Extracted records:
* start *

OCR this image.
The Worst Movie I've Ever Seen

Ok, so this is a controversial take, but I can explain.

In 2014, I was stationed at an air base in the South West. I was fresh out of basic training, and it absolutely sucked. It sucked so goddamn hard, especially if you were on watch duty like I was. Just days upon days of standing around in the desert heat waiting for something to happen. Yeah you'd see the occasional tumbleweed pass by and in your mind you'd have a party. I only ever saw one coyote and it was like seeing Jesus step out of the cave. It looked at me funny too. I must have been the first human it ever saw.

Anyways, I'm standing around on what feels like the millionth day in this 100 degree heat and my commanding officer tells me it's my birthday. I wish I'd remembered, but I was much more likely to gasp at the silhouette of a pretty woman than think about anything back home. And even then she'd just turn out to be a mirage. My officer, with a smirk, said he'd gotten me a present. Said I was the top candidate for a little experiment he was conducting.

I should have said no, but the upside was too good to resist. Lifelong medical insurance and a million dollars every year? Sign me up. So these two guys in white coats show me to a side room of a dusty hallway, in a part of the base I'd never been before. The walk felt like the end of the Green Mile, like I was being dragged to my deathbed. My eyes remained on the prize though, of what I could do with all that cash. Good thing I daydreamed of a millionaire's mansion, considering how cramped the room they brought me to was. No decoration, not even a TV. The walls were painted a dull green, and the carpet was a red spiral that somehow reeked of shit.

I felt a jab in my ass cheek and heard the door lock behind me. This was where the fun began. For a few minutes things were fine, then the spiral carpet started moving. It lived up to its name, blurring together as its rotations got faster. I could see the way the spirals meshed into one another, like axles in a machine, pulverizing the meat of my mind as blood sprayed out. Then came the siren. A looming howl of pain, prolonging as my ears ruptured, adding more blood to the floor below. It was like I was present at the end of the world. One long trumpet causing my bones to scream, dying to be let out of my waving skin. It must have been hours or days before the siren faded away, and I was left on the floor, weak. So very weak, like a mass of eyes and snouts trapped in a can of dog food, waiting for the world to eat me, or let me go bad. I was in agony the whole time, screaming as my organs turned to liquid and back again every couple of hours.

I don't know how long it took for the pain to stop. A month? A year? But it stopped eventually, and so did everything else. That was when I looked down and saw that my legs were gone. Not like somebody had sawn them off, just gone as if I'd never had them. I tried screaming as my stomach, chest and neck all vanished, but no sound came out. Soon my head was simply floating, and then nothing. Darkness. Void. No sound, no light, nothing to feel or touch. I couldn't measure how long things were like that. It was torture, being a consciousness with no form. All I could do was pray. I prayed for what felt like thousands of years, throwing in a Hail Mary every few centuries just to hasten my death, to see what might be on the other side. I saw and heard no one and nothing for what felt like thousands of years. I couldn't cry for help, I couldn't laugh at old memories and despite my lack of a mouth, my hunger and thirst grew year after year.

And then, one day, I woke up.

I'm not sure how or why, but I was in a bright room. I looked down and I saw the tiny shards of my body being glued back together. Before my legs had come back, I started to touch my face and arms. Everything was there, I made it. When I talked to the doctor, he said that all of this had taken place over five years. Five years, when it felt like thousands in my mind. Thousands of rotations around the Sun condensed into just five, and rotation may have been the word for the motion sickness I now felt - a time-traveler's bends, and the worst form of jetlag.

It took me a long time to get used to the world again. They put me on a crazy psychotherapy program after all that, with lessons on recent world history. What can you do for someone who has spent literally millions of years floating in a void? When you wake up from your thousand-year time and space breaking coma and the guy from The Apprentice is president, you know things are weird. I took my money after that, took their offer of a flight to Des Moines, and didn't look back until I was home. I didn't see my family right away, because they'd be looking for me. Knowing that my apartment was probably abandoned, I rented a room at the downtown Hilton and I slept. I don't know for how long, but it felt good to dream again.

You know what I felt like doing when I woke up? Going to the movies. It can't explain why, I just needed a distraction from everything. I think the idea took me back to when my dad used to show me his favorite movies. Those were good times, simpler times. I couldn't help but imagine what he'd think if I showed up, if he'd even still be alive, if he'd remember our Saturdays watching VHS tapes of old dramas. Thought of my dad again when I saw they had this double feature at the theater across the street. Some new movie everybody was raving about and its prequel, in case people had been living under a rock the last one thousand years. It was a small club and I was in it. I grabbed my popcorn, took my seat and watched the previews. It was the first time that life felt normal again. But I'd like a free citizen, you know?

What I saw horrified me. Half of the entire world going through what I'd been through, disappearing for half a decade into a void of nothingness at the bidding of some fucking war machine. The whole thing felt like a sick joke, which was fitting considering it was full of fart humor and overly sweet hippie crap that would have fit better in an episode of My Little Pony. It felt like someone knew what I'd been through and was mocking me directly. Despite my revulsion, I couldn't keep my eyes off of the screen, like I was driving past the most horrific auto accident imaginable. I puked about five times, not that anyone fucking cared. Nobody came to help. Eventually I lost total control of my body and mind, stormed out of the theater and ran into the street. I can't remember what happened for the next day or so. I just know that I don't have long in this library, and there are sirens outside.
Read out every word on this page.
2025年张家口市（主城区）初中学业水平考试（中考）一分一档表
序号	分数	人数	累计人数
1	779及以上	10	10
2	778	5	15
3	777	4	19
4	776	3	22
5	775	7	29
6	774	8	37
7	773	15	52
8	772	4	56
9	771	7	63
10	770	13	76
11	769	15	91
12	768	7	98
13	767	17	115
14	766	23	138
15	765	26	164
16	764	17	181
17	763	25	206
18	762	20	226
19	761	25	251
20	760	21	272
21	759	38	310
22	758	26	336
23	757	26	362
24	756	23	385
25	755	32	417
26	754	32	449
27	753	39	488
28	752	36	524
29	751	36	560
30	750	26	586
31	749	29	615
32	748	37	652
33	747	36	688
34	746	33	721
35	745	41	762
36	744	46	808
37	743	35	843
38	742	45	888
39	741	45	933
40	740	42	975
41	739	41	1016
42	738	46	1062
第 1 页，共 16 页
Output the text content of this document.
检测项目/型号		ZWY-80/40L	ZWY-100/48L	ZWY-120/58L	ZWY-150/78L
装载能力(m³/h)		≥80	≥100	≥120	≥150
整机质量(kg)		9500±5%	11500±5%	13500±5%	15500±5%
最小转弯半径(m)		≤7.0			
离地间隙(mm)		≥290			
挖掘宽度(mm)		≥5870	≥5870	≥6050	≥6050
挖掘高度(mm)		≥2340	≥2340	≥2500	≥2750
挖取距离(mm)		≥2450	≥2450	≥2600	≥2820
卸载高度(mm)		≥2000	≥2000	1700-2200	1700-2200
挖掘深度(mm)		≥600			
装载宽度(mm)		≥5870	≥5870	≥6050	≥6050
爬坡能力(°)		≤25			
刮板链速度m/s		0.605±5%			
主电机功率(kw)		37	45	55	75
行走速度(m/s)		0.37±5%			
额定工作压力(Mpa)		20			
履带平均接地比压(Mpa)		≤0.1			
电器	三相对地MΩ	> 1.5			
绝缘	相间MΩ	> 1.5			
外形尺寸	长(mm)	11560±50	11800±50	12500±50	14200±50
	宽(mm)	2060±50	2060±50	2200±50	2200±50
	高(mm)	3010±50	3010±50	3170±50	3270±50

* end *

Repeat exactly, and only, the lines from the one containing "Read out every word on this page." through the end of the material.

| Solution to this task |
Read out every word on this page.
2025年张家口市（主城区）初中学业水平考试（中考）一分一档表
序号	分数	人数	累计人数
1	779及以上	10	10
2	778	5	15
3	777	4	19
4	776	3	22
5	775	7	29
6	774	8	37
7	773	15	52
8	772	4	56
9	771	7	63
10	770	13	76
11	769	15	91
12	768	7	98
13	767	17	115
14	766	23	138
15	765	26	164
16	764	17	181
17	763	25	206
18	762	20	226
19	761	25	251
20	760	21	272
21	759	38	310
22	758	26	336
23	757	26	362
24	756	23	385
25	755	32	417
26	754	32	449
27	753	39	488
28	752	36	524
29	751	36	560
30	750	26	586
31	749	29	615
32	748	37	652
33	747	36	688
34	746	33	721
35	745	41	762
36	744	46	808
37	743	35	843
38	742	45	888
39	741	45	933
40	740	42	975
41	739	41	1016
42	738	46	1062
第 1 页，共 16 页
Output the text content of this document.
检测项目/型号		ZWY-80/40L	ZWY-100/48L	ZWY-120/58L	ZWY-150/78L
装载能力(m³/h)		≥80	≥100	≥120	≥150
整机质量(kg)		9500±5%	11500±5%	13500±5%	15500±5%
最小转弯半径(m)		≤7.0			
离地间隙(mm)		≥290			
挖掘宽度(mm)		≥5870	≥5870	≥6050	≥6050
挖掘高度(mm)		≥2340	≥2340	≥2500	≥2750
挖取距离(mm)		≥2450	≥2450	≥2600	≥2820
卸载高度(mm)		≥2000	≥2000	1700-2200	1700-2200
挖掘深度(mm)		≥600			
装载宽度(mm)		≥5870	≥5870	≥6050	≥6050
爬坡能力(°)		≤25			
刮板链速度m/s		0.605±5%			
主电机功率(kw)		37	45	55	75
行走速度(m/s)		0.37±5%			
额定工作压力(Mpa)		20			
履带平均接地比压(Mpa)		≤0.1			
电器	三相对地MΩ	> 1.5			
绝缘	相间MΩ	> 1.5			
外形尺寸	长(mm)	11560±50	11800±50	12500±50	14200±50
	宽(mm)	2060±50	2060±50	2200±50	2200±50
	高(mm)	3010±50	3010±50	3170±50	3270±50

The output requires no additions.